Goal of the exercise
Your task is to reproduce the material exactly.

[start]

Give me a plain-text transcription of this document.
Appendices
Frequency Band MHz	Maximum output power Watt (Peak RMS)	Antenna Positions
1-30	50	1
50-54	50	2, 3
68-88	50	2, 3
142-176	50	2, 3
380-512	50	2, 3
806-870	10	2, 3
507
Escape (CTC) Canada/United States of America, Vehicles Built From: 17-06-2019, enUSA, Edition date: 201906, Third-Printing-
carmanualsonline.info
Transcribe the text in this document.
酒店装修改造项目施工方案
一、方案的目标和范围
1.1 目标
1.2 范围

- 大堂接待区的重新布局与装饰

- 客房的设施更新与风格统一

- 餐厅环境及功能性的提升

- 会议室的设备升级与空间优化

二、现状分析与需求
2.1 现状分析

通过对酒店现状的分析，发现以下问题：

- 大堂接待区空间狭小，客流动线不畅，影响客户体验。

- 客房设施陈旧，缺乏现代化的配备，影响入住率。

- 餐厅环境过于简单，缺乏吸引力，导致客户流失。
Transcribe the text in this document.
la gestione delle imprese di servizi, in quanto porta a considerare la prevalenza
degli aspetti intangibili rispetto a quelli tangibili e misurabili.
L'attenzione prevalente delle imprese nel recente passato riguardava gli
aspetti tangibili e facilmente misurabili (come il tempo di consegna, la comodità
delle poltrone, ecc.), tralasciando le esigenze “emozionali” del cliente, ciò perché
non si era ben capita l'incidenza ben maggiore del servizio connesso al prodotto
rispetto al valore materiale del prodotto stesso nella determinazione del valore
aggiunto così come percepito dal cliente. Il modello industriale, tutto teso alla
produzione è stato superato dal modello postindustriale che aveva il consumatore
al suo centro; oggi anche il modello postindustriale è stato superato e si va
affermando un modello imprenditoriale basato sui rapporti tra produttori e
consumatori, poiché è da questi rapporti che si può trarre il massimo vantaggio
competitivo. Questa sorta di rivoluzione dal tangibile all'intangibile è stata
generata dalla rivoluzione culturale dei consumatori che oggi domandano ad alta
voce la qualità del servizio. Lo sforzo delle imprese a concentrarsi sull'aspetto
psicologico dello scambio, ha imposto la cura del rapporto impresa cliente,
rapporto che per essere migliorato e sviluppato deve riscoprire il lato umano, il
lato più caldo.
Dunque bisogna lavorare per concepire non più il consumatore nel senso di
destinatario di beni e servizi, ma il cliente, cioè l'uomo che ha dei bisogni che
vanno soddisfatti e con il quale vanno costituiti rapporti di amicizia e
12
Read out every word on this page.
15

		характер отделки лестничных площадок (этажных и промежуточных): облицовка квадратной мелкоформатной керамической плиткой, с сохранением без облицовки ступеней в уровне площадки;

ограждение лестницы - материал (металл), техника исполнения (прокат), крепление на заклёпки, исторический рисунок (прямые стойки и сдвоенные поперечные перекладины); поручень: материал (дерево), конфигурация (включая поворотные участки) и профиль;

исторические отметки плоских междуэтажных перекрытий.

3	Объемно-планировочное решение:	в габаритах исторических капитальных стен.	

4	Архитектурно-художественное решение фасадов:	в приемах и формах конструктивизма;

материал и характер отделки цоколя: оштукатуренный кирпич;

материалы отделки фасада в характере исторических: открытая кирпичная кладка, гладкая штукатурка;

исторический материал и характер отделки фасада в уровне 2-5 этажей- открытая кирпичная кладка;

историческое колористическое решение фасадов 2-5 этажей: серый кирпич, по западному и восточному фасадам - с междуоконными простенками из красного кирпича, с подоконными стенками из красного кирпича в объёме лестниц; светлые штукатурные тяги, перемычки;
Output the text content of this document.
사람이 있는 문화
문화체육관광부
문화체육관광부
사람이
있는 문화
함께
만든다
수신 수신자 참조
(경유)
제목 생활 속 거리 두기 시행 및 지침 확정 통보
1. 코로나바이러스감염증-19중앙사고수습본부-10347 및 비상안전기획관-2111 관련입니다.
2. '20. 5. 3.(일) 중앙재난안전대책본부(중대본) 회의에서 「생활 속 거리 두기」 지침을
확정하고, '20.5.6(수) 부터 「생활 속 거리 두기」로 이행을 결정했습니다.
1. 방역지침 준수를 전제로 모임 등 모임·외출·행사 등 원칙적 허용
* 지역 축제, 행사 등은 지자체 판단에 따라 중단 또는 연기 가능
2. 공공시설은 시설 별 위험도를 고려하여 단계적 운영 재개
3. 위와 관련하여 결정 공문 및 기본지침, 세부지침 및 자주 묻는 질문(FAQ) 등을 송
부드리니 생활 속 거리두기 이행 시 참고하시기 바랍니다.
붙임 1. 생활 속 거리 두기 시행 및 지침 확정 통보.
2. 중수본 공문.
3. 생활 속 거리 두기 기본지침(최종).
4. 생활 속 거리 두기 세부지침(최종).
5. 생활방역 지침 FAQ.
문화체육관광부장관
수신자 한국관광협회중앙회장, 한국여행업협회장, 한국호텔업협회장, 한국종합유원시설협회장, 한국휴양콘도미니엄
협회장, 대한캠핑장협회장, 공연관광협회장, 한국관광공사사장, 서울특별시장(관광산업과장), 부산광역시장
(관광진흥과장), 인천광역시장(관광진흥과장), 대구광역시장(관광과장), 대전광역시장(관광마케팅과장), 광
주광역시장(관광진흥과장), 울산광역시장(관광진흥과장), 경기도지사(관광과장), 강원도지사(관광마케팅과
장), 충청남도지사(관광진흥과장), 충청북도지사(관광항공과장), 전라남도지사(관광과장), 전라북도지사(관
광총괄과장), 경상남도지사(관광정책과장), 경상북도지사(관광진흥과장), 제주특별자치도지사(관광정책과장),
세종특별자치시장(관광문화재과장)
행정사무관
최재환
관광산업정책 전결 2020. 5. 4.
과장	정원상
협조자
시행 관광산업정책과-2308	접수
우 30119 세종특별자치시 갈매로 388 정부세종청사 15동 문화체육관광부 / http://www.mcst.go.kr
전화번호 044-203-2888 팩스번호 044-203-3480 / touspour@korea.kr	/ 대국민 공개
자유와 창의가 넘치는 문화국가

[end]

Result
Give me a plain-text transcription of this document.
Appendices
Frequency Band MHz	Maximum output power Watt (Peak RMS)	Antenna Positions
1-30	50	1
50-54	50	2, 3
68-88	50	2, 3
142-176	50	2, 3
380-512	50	2, 3
806-870	10	2, 3
507
Escape (CTC) Canada/United States of America, Vehicles Built From: 17-06-2019, enUSA, Edition date: 201906, Third-Printing-
carmanualsonline.info
Transcribe the text in this document.
酒店装修改造项目施工方案
一、方案的目标和范围
1.1 目标
1.2 范围

- 大堂接待区的重新布局与装饰

- 客房的设施更新与风格统一

- 餐厅环境及功能性的提升

- 会议室的设备升级与空间优化

二、现状分析与需求
2.1 现状分析

通过对酒店现状的分析，发现以下问题：

- 大堂接待区空间狭小，客流动线不畅，影响客户体验。

- 客房设施陈旧，缺乏现代化的配备，影响入住率。

- 餐厅环境过于简单，缺乏吸引力，导致客户流失。
Transcribe the text in this document.
la gestione delle imprese di servizi, in quanto porta a considerare la prevalenza
degli aspetti intangibili rispetto a quelli tangibili e misurabili.
L'attenzione prevalente delle imprese nel recente passato riguardava gli
aspetti tangibili e facilmente misurabili (come il tempo di consegna, la comodità
delle poltrone, ecc.), tralasciando le esigenze “emozionali” del cliente, ciò perché
non si era ben capita l'incidenza ben maggiore del servizio connesso al prodotto
rispetto al valore materiale del prodotto stesso nella determinazione del valore
aggiunto così come percepito dal cliente. Il modello industriale, tutto teso alla
produzione è stato superato dal modello postindustriale che aveva il consumatore
al suo centro; oggi anche il modello postindustriale è stato superato e si va
affermando un modello imprenditoriale basato sui rapporti tra produttori e
consumatori, poiché è da questi rapporti che si può trarre il massimo vantaggio
competitivo. Questa sorta di rivoluzione dal tangibile all'intangibile è stata
generata dalla rivoluzione culturale dei consumatori che oggi domandano ad alta
voce la qualità del servizio. Lo sforzo delle imprese a concentrarsi sull'aspetto
psicologico dello scambio, ha imposto la cura del rapporto impresa cliente,
rapporto che per essere migliorato e sviluppato deve riscoprire il lato umano, il
lato più caldo.
Dunque bisogna lavorare per concepire non più il consumatore nel senso di
destinatario di beni e servizi, ma il cliente, cioè l'uomo che ha dei bisogni che
vanno soddisfatti e con il quale vanno costituiti rapporti di amicizia e
12
Read out every word on this page.
15

		характер отделки лестничных площадок (этажных и промежуточных): облицовка квадратной мелкоформатной керамической плиткой, с сохранением без облицовки ступеней в уровне площадки;

ограждение лестницы - материал (металл), техника исполнения (прокат), крепление на заклёпки, исторический рисунок (прямые стойки и сдвоенные поперечные перекладины); поручень: материал (дерево), конфигурация (включая поворотные участки) и профиль;

исторические отметки плоских междуэтажных перекрытий.

3	Объемно-планировочное решение:	в габаритах исторических капитальных стен.	

4	Архитектурно-художественное решение фасадов:	в приемах и формах конструктивизма;

материал и характер отделки цоколя: оштукатуренный кирпич;

материалы отделки фасада в характере исторических: открытая кирпичная кладка, гладкая штукатурка;

исторический материал и характер отделки фасада в уровне 2-5 этажей- открытая кирпичная кладка;

историческое колористическое решение фасадов 2-5 этажей: серый кирпич, по западному и восточному фасадам - с междуоконными простенками из красного кирпича, с подоконными стенками из красного кирпича в объёме лестниц; светлые штукатурные тяги, перемычки;
Output the text content of this document.
사람이 있는 문화
문화체육관광부
문화체육관광부
사람이
있는 문화
함께
만든다
수신 수신자 참조
(경유)
제목 생활 속 거리 두기 시행 및 지침 확정 통보
1. 코로나바이러스감염증-19중앙사고수습본부-10347 및 비상안전기획관-2111 관련입니다.
2. '20. 5. 3.(일) 중앙재난안전대책본부(중대본) 회의에서 「생활 속 거리 두기」 지침을
확정하고, '20.5.6(수) 부터 「생활 속 거리 두기」로 이행을 결정했습니다.
1. 방역지침 준수를 전제로 모임 등 모임·외출·행사 등 원칙적 허용
* 지역 축제, 행사 등은 지자체 판단에 따라 중단 또는 연기 가능
2. 공공시설은 시설 별 위험도를 고려하여 단계적 운영 재개
3. 위와 관련하여 결정 공문 및 기본지침, 세부지침 및 자주 묻는 질문(FAQ) 등을 송
부드리니 생활 속 거리두기 이행 시 참고하시기 바랍니다.
붙임 1. 생활 속 거리 두기 시행 및 지침 확정 통보.
2. 중수본 공문.
3. 생활 속 거리 두기 기본지침(최종).
4. 생활 속 거리 두기 세부지침(최종).
5. 생활방역 지침 FAQ.
문화체육관광부장관
수신자 한국관광협회중앙회장, 한국여행업협회장, 한국호텔업협회장, 한국종합유원시설협회장, 한국휴양콘도미니엄
협회장, 대한캠핑장협회장, 공연관광협회장, 한국관광공사사장, 서울특별시장(관광산업과장), 부산광역시장
(관광진흥과장), 인천광역시장(관광진흥과장), 대구광역시장(관광과장), 대전광역시장(관광마케팅과장), 광
주광역시장(관광진흥과장), 울산광역시장(관광진흥과장), 경기도지사(관광과장), 강원도지사(관광마케팅과
장), 충청남도지사(관광진흥과장), 충청북도지사(관광항공과장), 전라남도지사(관광과장), 전라북도지사(관
광총괄과장), 경상남도지사(관광정책과장), 경상북도지사(관광진흥과장), 제주특별자치도지사(관광정책과장),
세종특별자치시장(관광문화재과장)
행정사무관
최재환
관광산업정책 전결 2020. 5. 4.
과장	정원상
협조자
시행 관광산업정책과-2308	접수
우 30119 세종특별자치시 갈매로 388 정부세종청사 15동 문화체육관광부 / http://www.mcst.go.kr
전화번호 044-203-2888 팩스번호 044-203-3480 / touspour@korea.kr	/ 대국민 공개
자유와 창의가 넘치는 문화국가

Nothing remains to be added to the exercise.